### GIVEN INSTRUCTION
Print every entry, word for word, and skip the images.

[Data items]
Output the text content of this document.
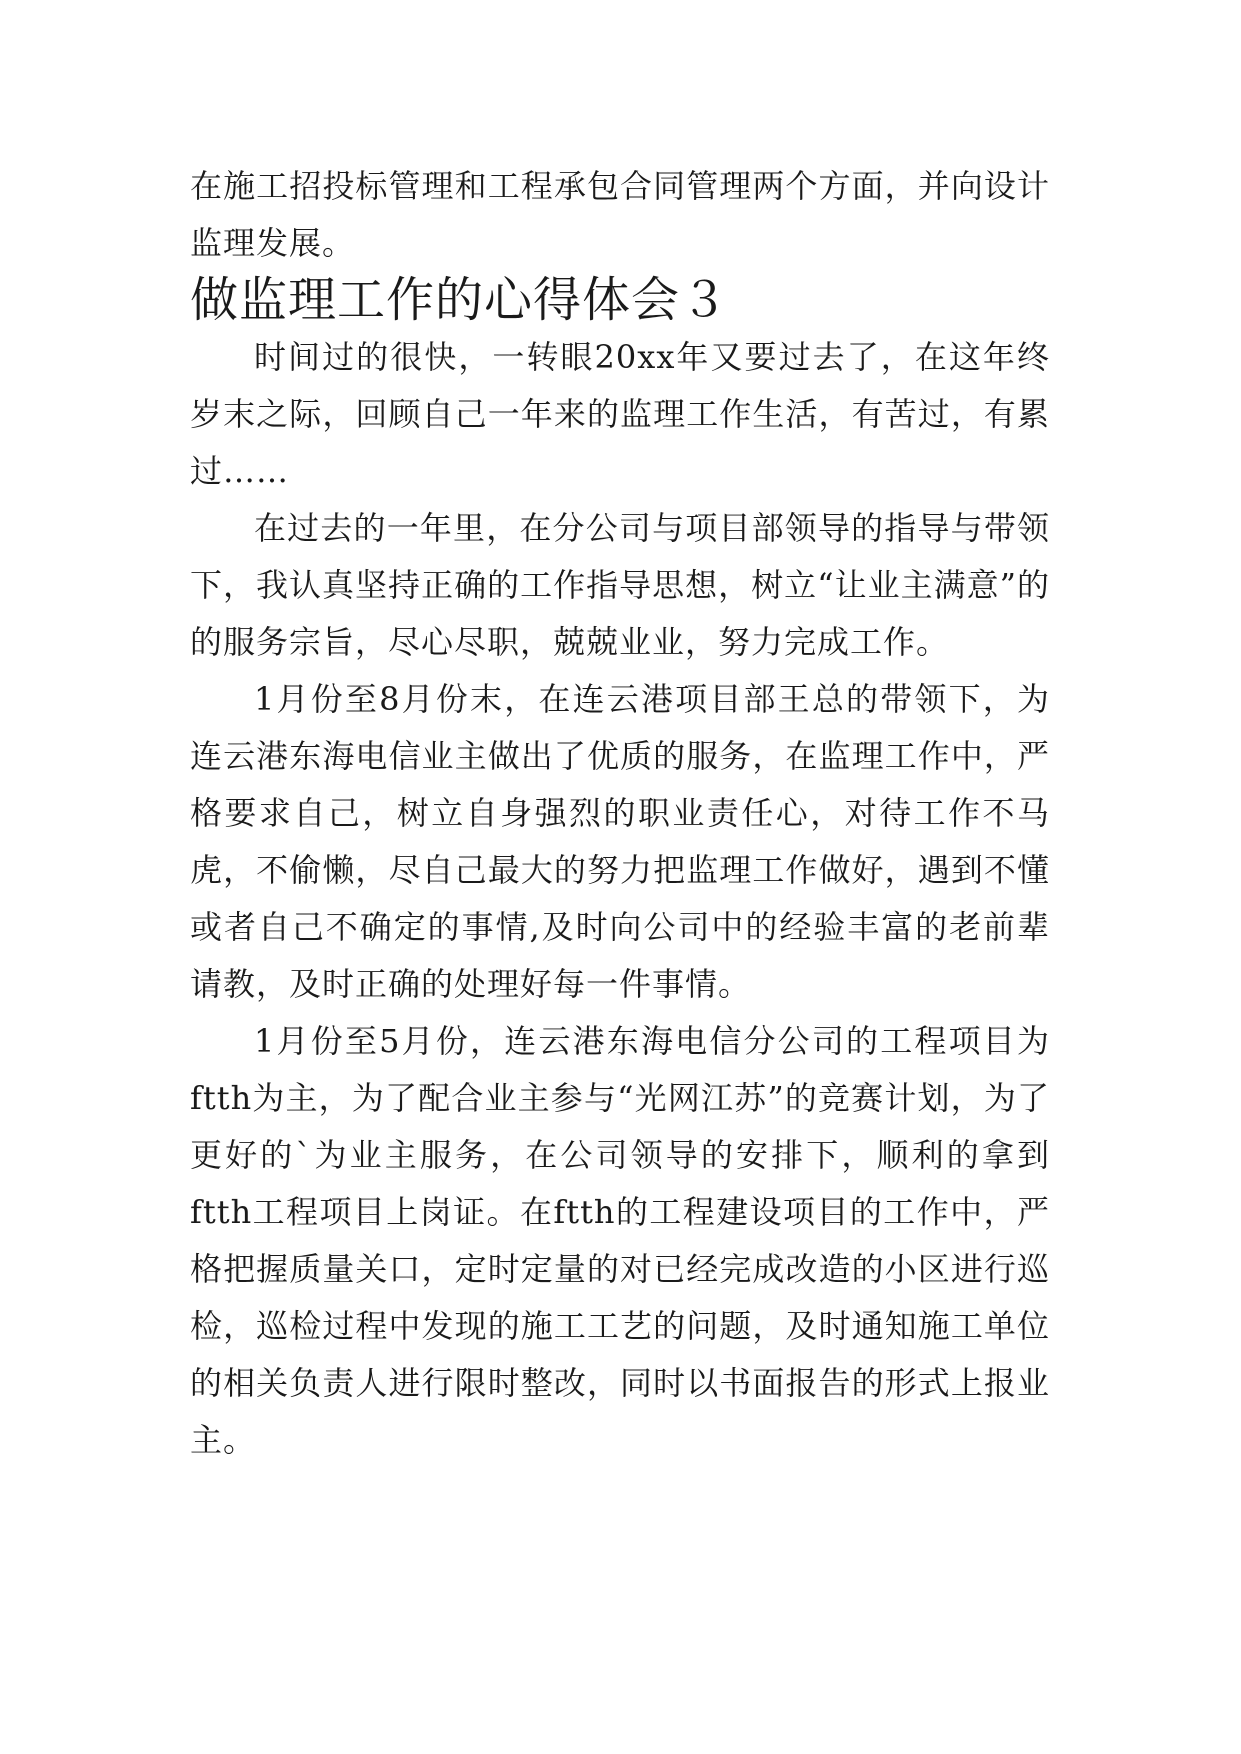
在施工招投标管理和工程承包合同管理两个方面，并向设计监理发展。

做监理工作的心得体会３

时间过的很快，一转眼20xx年又要过去了，在这年终岁末之际，回顾自己一年来的监理工作生活，有苦过，有累过……

在过去的一年里，在分公司与项目部领导的指导与带领下，我认真坚持正确的工作指导思想，树立“让业主满意”的的服务宗旨，尽心尽职，兢兢业业，努力完成工作。

1月份至8月份末，在连云港项目部王总的带领下，为连云港东海电信业主做出了优质的服务，在监理工作中，严格要求自己，树立自身强烈的职业责任心，对待工作不马虎，不偷懒，尽自己最大的努力把监理工作做好，遇到不懂或者自己不确定的事情,及时向公司中的经验丰富的老前辈请教，及时正确的处理好每一件事情。

1月份至5月份，连云港东海电信分公司的工程项目为ftth为主，为了配合业主参与“光网江苏”的竞赛计划，为了更好的`为业主服务，在公司领导的安排下，顺利的拿到ftth工程项目上岗证。在ftth的工程建设项目的工作中，严格把握质量关口，定时定量的对已经完成改造的小区进行巡检，巡检过程中发现的施工工艺的问题，及时通知施工单位的相关负责人进行限时整改，同时以书面报告的形式上报业主。
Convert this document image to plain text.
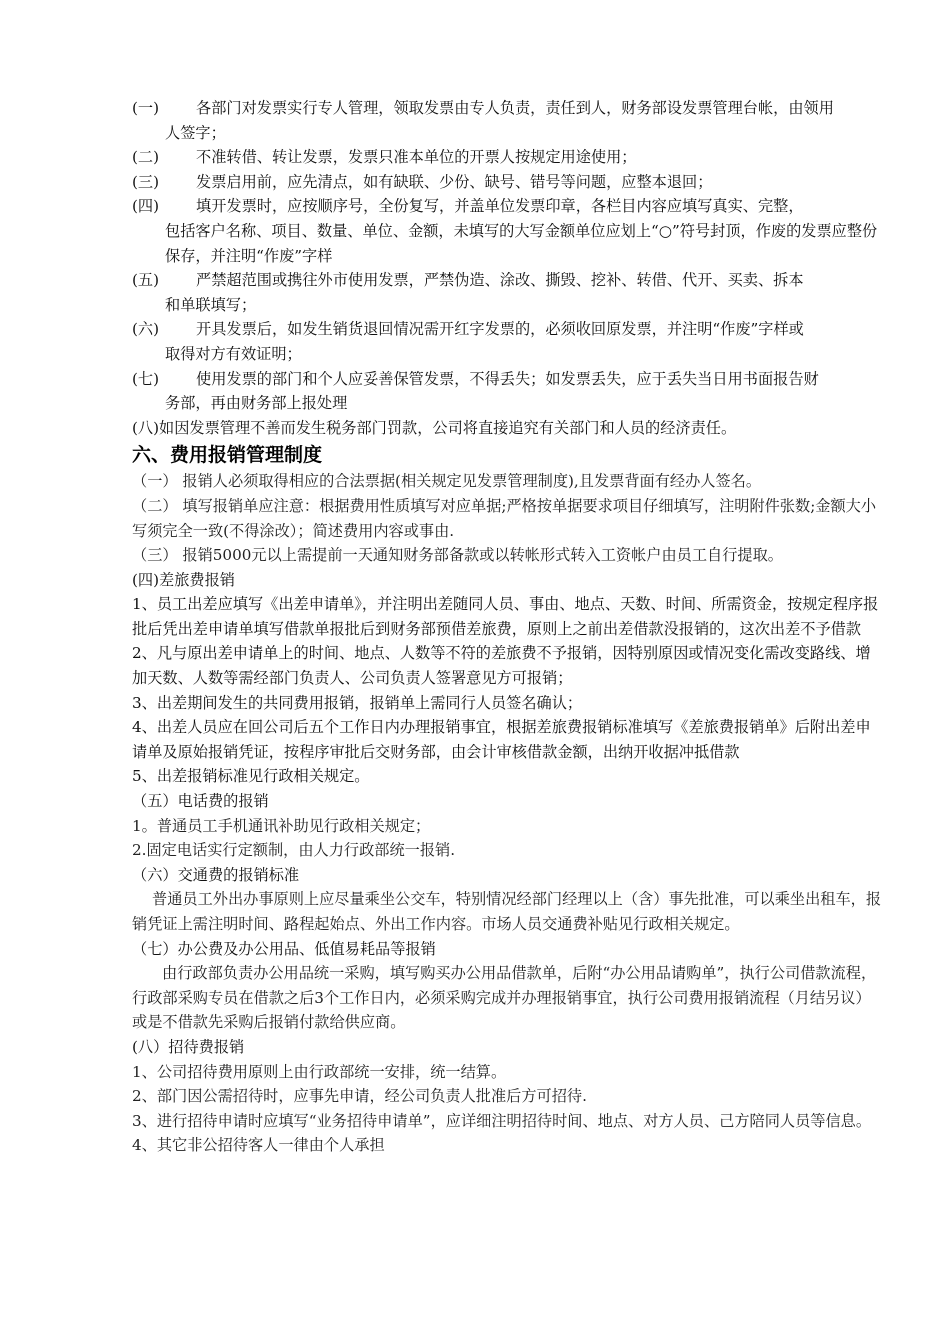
(一)	各部门对发票实行专人管理，领取发票由专人负责，责任到人，财务部设发票管理台帐，由领用

人签字；

(二)	不准转借、转让发票，发票只准本单位的开票人按规定用途使用；

(三)	发票启用前，应先清点，如有缺联、少份、缺号、错号等问题，应整本退回；

(四)	填开发票时，应按顺序号，全份复写，并盖单位发票印章，各栏目内容应填写真实、完整，

包括客户名称、项目、数量、单位、金额，未填写的大写金额单位应划上“○”符号封顶，作废的发票应整份保存，并注明“作废”字样

(五)	严禁超范围或携往外市使用发票，严禁伪造、涂改、撕毁、挖补、转借、代开、买卖、拆本

和单联填写；

(六)	开具发票后，如发生销货退回情况需开红字发票的，必须收回原发票，并注明“作废”字样或

取得对方有效证明；

(七)	使用发票的部门和个人应妥善保管发票，不得丢失；如发票丢失，应于丢失当日用书面报告财

务部，再由财务部上报处理

(八)如因发票管理不善而发生税务部门罚款，公司将直接追究有关部门和人员的经济责任。

六、费用报销管理制度

（一） 报销人必须取得相应的合法票据(相关规定见发票管理制度),且发票背面有经办人签名。

（二） 填写报销单应注意：根据费用性质填写对应单据;严格按单据要求项目仔细填写，注明附件张数;金额大小写须完全一致(不得涂改）；简述费用内容或事由.

（三） 报销5000元以上需提前一天通知财务部备款或以转帐形式转入工资帐户由员工自行提取。

(四)差旅费报销

1、员工出差应填写《出差申请单》，并注明出差随同人员、事由、地点、天数、时间、所需资金，按规定程序报批后凭出差申请单填写借款单报批后到财务部预借差旅费，原则上之前出差借款没报销的，这次出差不予借款

2、凡与原出差申请单上的时间、地点、人数等不符的差旅费不予报销，因特别原因或情况变化需改变路线、增加天数、人数等需经部门负责人、公司负责人签署意见方可报销；

3、出差期间发生的共同费用报销，报销单上需同行人员签名确认；

4、出差人员应在回公司后五个工作日内办理报销事宜，根据差旅费报销标准填写《差旅费报销单》后附出差申请单及原始报销凭证，按程序审批后交财务部，由会计审核借款金额，出纳开收据冲抵借款

5、出差报销标准见行政相关规定。

（五）电话费的报销

1。普通员工手机通讯补助见行政相关规定；

2.固定电话实行定额制，由人力行政部统一报销.

（六）交通费的报销标准

普通员工外出办事原则上应尽量乘坐公交车，特别情况经部门经理以上（含）事先批准，可以乘坐出租车，报销凭证上需注明时间、路程起始点、外出工作内容。市场人员交通费补贴见行政相关规定。

（七）办公费及办公用品、低值易耗品等报销

由行政部负责办公用品统一采购，填写购买办公用品借款单，后附“办公用品请购单”，执行公司借款流程，行政部采购专员在借款之后3个工作日内，必须采购完成并办理报销事宜，执行公司费用报销流程（月结另议）或是不借款先采购后报销付款给供应商。

(八）招待费报销

1、公司招待费用原则上由行政部统一安排，统一结算。

2、部门因公需招待时，应事先申请，经公司负责人批准后方可招待.

3、进行招待申请时应填写“业务招待申请单”，应详细注明招待时间、地点、对方人员、己方陪同人员等信息。

4、其它非公招待客人一律由个人承担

### ANSWER BELOW
Output the text content of this document.
在施工招投标管理和工程承包合同管理两个方面，并向设计监理发展。

做监理工作的心得体会３

时间过的很快，一转眼20xx年又要过去了，在这年终岁末之际，回顾自己一年来的监理工作生活，有苦过，有累过……

在过去的一年里，在分公司与项目部领导的指导与带领下，我认真坚持正确的工作指导思想，树立“让业主满意”的的服务宗旨，尽心尽职，兢兢业业，努力完成工作。

1月份至8月份末，在连云港项目部王总的带领下，为连云港东海电信业主做出了优质的服务，在监理工作中，严格要求自己，树立自身强烈的职业责任心，对待工作不马虎，不偷懒，尽自己最大的努力把监理工作做好，遇到不懂或者自己不确定的事情,及时向公司中的经验丰富的老前辈请教，及时正确的处理好每一件事情。

1月份至5月份，连云港东海电信分公司的工程项目为ftth为主，为了配合业主参与“光网江苏”的竞赛计划，为了更好的`为业主服务，在公司领导的安排下，顺利的拿到ftth工程项目上岗证。在ftth的工程建设项目的工作中，严格把握质量关口，定时定量的对已经完成改造的小区进行巡检，巡检过程中发现的施工工艺的问题，及时通知施工单位的相关负责人进行限时整改，同时以书面报告的形式上报业主。
Convert this document image to plain text.
(一)	各部门对发票实行专人管理，领取发票由专人负责，责任到人，财务部设发票管理台帐，由领用

人签字；

(二)	不准转借、转让发票，发票只准本单位的开票人按规定用途使用；

(三)	发票启用前，应先清点，如有缺联、少份、缺号、错号等问题，应整本退回；

(四)	填开发票时，应按顺序号，全份复写，并盖单位发票印章，各栏目内容应填写真实、完整，

包括客户名称、项目、数量、单位、金额，未填写的大写金额单位应划上“○”符号封顶，作废的发票应整份保存，并注明“作废”字样

(五)	严禁超范围或携往外市使用发票，严禁伪造、涂改、撕毁、挖补、转借、代开、买卖、拆本

和单联填写；

(六)	开具发票后，如发生销货退回情况需开红字发票的，必须收回原发票，并注明“作废”字样或

取得对方有效证明；

(七)	使用发票的部门和个人应妥善保管发票，不得丢失；如发票丢失，应于丢失当日用书面报告财

务部，再由财务部上报处理

(八)如因发票管理不善而发生税务部门罚款，公司将直接追究有关部门和人员的经济责任。

六、费用报销管理制度

（一） 报销人必须取得相应的合法票据(相关规定见发票管理制度),且发票背面有经办人签名。

（二） 填写报销单应注意：根据费用性质填写对应单据;严格按单据要求项目仔细填写，注明附件张数;金额大小写须完全一致(不得涂改）；简述费用内容或事由.

（三） 报销5000元以上需提前一天通知财务部备款或以转帐形式转入工资帐户由员工自行提取。

(四)差旅费报销

1、员工出差应填写《出差申请单》，并注明出差随同人员、事由、地点、天数、时间、所需资金，按规定程序报批后凭出差申请单填写借款单报批后到财务部预借差旅费，原则上之前出差借款没报销的，这次出差不予借款

2、凡与原出差申请单上的时间、地点、人数等不符的差旅费不予报销，因特别原因或情况变化需改变路线、增加天数、人数等需经部门负责人、公司负责人签署意见方可报销；

3、出差期间发生的共同费用报销，报销单上需同行人员签名确认；

4、出差人员应在回公司后五个工作日内办理报销事宜，根据差旅费报销标准填写《差旅费报销单》后附出差申请单及原始报销凭证，按程序审批后交财务部，由会计审核借款金额，出纳开收据冲抵借款

5、出差报销标准见行政相关规定。

（五）电话费的报销

1。普通员工手机通讯补助见行政相关规定；

2.固定电话实行定额制，由人力行政部统一报销.

（六）交通费的报销标准

普通员工外出办事原则上应尽量乘坐公交车，特别情况经部门经理以上（含）事先批准，可以乘坐出租车，报销凭证上需注明时间、路程起始点、外出工作内容。市场人员交通费补贴见行政相关规定。

（七）办公费及办公用品、低值易耗品等报销

由行政部负责办公用品统一采购，填写购买办公用品借款单，后附“办公用品请购单”，执行公司借款流程，行政部采购专员在借款之后3个工作日内，必须采购完成并办理报销事宜，执行公司费用报销流程（月结另议）或是不借款先采购后报销付款给供应商。

(八）招待费报销

1、公司招待费用原则上由行政部统一安排，统一结算。

2、部门因公需招待时，应事先申请，经公司负责人批准后方可招待.

3、进行招待申请时应填写“业务招待申请单”，应详细注明招待时间、地点、对方人员、己方陪同人员等信息。

4、其它非公招待客人一律由个人承担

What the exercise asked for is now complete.